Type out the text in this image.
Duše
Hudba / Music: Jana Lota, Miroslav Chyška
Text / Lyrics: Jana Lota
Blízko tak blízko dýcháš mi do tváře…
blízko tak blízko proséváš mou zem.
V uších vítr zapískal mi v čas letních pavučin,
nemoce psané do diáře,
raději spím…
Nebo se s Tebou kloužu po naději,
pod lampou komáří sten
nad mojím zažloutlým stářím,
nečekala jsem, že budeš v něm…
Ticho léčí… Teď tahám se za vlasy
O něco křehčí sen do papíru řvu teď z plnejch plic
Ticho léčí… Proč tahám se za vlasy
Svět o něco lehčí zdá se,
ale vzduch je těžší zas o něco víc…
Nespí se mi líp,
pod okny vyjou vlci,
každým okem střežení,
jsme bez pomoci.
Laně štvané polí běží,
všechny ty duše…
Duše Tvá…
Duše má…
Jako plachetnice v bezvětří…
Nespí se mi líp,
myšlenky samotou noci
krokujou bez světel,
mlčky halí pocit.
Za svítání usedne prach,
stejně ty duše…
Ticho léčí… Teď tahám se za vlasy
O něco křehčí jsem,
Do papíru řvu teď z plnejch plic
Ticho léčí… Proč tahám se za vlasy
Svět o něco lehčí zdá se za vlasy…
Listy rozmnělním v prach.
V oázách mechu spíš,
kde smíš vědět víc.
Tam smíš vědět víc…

- - - - -

→ **Problem**
Look through the material and say how many lines hold "jsem". Give the number only.

→ **Output for this task**
2